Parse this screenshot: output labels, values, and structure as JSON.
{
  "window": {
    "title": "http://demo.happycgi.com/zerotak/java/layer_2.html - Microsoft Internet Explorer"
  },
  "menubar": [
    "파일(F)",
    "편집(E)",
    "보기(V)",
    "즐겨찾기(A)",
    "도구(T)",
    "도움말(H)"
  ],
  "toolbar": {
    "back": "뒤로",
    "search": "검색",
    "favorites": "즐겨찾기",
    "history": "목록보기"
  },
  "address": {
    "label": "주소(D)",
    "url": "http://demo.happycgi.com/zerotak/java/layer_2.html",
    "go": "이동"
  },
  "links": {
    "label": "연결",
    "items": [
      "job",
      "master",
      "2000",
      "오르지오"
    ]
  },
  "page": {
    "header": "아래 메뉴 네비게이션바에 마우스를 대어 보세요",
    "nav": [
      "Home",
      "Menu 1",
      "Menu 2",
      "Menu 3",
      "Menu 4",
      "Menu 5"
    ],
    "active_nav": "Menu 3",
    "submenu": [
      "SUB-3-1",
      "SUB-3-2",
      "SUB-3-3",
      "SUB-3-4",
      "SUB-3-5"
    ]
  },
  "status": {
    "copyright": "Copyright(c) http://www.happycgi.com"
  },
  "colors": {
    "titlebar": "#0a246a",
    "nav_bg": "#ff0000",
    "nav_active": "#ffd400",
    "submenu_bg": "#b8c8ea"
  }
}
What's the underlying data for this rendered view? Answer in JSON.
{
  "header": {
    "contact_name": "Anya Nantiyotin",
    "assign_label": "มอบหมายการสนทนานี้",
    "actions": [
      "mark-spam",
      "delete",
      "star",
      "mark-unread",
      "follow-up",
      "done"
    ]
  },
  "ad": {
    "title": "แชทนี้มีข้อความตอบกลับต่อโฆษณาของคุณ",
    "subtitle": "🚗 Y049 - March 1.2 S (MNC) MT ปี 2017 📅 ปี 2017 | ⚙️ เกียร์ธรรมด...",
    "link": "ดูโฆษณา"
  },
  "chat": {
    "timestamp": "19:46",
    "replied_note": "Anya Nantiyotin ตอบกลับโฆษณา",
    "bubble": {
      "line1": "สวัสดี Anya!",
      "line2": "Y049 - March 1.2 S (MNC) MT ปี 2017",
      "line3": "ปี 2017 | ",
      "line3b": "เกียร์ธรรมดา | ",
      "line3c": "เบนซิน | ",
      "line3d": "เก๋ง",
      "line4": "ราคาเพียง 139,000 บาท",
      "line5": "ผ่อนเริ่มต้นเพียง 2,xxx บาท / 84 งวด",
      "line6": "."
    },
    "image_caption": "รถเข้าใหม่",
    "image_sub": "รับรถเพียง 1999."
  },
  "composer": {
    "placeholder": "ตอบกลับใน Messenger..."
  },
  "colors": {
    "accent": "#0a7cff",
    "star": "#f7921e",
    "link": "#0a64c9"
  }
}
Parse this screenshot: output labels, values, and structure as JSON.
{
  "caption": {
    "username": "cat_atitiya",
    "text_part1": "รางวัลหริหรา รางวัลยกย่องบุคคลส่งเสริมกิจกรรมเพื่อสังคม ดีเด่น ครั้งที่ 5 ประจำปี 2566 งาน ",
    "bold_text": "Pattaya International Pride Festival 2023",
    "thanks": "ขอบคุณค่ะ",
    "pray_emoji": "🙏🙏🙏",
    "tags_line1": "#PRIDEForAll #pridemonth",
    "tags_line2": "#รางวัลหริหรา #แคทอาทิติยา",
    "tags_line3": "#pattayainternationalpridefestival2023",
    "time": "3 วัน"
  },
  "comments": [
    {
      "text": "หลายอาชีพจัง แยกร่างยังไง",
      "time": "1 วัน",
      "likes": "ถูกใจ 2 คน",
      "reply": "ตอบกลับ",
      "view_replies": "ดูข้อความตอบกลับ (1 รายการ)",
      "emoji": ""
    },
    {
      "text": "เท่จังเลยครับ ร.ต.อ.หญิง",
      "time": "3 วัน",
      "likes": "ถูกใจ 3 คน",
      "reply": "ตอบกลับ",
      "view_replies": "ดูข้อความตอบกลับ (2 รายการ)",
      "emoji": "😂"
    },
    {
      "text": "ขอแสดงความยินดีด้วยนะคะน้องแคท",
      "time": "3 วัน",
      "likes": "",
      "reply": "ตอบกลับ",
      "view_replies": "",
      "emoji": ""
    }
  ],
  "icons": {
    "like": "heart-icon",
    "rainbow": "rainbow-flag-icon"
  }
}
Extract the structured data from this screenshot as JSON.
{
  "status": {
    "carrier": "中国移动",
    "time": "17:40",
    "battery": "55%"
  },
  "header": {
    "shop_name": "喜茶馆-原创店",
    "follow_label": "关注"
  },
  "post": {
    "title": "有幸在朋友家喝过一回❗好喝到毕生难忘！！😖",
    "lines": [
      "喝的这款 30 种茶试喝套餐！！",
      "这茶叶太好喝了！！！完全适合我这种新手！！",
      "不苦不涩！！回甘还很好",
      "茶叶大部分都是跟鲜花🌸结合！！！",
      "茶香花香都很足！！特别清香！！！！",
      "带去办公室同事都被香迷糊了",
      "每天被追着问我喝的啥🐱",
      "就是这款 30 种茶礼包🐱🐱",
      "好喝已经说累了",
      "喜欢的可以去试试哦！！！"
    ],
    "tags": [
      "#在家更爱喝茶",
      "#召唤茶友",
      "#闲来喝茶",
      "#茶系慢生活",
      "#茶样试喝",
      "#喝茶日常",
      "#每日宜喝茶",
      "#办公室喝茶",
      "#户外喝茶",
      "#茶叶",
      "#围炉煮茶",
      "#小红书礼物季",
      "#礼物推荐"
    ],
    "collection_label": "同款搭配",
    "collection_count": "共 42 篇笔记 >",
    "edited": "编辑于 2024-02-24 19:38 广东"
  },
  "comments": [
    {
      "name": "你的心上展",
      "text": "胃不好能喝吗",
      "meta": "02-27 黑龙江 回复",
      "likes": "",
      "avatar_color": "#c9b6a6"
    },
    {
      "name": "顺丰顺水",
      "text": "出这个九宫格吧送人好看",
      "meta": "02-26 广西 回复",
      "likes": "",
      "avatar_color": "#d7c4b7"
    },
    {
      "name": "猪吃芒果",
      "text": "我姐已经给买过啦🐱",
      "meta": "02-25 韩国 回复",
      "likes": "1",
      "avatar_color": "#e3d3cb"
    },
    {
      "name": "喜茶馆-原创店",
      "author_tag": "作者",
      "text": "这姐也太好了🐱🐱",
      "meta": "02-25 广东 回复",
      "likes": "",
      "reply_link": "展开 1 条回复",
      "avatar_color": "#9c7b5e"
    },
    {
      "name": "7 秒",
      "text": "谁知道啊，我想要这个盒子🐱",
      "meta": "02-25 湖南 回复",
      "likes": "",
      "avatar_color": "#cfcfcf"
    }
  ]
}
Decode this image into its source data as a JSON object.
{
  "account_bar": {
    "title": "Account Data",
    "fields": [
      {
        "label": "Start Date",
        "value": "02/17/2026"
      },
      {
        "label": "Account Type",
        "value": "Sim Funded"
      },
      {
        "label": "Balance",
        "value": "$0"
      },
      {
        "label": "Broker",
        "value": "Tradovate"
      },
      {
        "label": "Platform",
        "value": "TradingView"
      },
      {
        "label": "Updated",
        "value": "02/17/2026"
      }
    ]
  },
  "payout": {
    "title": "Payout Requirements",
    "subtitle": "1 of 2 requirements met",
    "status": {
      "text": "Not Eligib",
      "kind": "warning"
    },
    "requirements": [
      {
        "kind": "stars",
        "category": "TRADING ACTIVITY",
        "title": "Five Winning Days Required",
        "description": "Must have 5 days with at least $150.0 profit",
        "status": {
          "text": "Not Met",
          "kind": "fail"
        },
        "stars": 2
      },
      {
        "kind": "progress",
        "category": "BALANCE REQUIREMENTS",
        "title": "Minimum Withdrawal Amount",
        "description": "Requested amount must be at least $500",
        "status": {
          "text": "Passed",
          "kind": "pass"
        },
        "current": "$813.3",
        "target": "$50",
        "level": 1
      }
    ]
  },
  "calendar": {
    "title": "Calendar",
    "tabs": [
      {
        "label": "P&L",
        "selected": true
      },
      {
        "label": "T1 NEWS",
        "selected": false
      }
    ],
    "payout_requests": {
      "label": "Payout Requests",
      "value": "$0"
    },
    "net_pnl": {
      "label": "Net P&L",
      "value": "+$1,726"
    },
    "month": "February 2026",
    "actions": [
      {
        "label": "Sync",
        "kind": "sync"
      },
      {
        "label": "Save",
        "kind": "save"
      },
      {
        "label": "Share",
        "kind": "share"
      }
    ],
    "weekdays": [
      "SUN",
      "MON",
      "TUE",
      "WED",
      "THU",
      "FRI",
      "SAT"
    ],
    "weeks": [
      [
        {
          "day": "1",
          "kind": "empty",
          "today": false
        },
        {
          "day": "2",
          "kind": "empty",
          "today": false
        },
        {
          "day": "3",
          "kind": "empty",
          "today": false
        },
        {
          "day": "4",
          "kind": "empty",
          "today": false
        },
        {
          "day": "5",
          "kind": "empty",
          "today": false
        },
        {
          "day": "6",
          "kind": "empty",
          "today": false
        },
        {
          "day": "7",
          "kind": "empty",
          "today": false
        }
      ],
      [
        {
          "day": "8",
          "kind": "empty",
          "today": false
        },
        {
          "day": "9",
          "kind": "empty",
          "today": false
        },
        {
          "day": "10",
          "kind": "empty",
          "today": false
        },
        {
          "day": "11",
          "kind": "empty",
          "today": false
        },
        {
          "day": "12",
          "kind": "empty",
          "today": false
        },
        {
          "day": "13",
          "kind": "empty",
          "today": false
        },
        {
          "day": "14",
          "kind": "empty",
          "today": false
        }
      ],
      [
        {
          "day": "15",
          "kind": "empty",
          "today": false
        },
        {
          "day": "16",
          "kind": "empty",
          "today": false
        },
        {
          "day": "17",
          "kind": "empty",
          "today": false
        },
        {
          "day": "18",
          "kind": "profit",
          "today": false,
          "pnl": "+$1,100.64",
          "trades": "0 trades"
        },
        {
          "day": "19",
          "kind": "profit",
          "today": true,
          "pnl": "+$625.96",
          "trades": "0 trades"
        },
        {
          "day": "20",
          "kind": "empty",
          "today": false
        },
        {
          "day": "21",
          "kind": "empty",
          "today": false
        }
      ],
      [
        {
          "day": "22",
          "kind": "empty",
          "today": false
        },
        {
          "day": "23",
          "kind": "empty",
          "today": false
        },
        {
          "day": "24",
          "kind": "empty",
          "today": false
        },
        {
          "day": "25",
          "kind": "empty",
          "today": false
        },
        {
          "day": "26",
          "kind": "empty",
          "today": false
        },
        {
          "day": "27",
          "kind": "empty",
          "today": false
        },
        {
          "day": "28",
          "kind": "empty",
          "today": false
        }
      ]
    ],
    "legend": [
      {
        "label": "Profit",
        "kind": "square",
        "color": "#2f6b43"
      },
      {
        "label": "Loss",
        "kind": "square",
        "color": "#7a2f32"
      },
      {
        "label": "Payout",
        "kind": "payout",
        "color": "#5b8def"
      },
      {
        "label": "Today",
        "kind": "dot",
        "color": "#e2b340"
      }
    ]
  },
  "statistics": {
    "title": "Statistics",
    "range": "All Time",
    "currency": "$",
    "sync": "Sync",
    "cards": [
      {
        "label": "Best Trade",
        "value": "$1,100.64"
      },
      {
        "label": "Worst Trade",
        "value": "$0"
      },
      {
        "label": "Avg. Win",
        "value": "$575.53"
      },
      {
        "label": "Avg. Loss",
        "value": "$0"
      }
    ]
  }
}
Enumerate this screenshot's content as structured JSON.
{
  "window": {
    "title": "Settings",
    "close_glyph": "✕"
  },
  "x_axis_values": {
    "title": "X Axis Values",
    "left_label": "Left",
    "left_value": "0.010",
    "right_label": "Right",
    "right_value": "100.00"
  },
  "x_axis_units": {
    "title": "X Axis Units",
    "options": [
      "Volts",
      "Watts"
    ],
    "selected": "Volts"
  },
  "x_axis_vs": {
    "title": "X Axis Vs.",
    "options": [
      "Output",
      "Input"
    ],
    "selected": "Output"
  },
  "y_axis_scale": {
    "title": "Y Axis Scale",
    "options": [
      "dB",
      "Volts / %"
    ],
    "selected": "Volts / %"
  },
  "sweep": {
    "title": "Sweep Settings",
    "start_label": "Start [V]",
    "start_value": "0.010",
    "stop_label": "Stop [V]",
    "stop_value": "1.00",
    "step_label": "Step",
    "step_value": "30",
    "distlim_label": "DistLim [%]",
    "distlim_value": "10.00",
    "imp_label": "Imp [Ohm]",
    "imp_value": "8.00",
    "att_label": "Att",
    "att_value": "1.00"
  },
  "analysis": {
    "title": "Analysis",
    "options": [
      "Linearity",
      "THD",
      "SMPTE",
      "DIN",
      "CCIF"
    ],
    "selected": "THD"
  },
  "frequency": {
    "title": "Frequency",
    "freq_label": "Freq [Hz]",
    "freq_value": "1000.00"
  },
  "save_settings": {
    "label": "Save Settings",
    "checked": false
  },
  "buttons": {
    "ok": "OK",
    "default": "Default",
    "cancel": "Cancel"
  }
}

● Problem requirements:
Starting at the line that contains "Enumerate this screenshot's", print every line through the end of the listing, word for word. Leave out all the rest.

● Solution:
Enumerate this screenshot's content as structured JSON.
{
  "window": {
    "title": "Settings",
    "close_glyph": "✕"
  },
  "x_axis_values": {
    "title": "X Axis Values",
    "left_label": "Left",
    "left_value": "0.010",
    "right_label": "Right",
    "right_value": "100.00"
  },
  "x_axis_units": {
    "title": "X Axis Units",
    "options": [
      "Volts",
      "Watts"
    ],
    "selected": "Volts"
  },
  "x_axis_vs": {
    "title": "X Axis Vs.",
    "options": [
      "Output",
      "Input"
    ],
    "selected": "Output"
  },
  "y_axis_scale": {
    "title": "Y Axis Scale",
    "options": [
      "dB",
      "Volts / %"
    ],
    "selected": "Volts / %"
  },
  "sweep": {
    "title": "Sweep Settings",
    "start_label": "Start [V]",
    "start_value": "0.010",
    "stop_label": "Stop [V]",
    "stop_value": "1.00",
    "step_label": "Step",
    "step_value": "30",
    "distlim_label": "DistLim [%]",
    "distlim_value": "10.00",
    "imp_label": "Imp [Ohm]",
    "imp_value": "8.00",
    "att_label": "Att",
    "att_value": "1.00"
  },
  "analysis": {
    "title": "Analysis",
    "options": [
      "Linearity",
      "THD",
      "SMPTE",
      "DIN",
      "CCIF"
    ],
    "selected": "THD"
  },
  "frequency": {
    "title": "Frequency",
    "freq_label": "Freq [Hz]",
    "freq_value": "1000.00"
  },
  "save_settings": {
    "label": "Save Settings",
    "checked": false
  },
  "buttons": {
    "ok": "OK",
    "default": "Default",
    "cancel": "Cancel"
  }
}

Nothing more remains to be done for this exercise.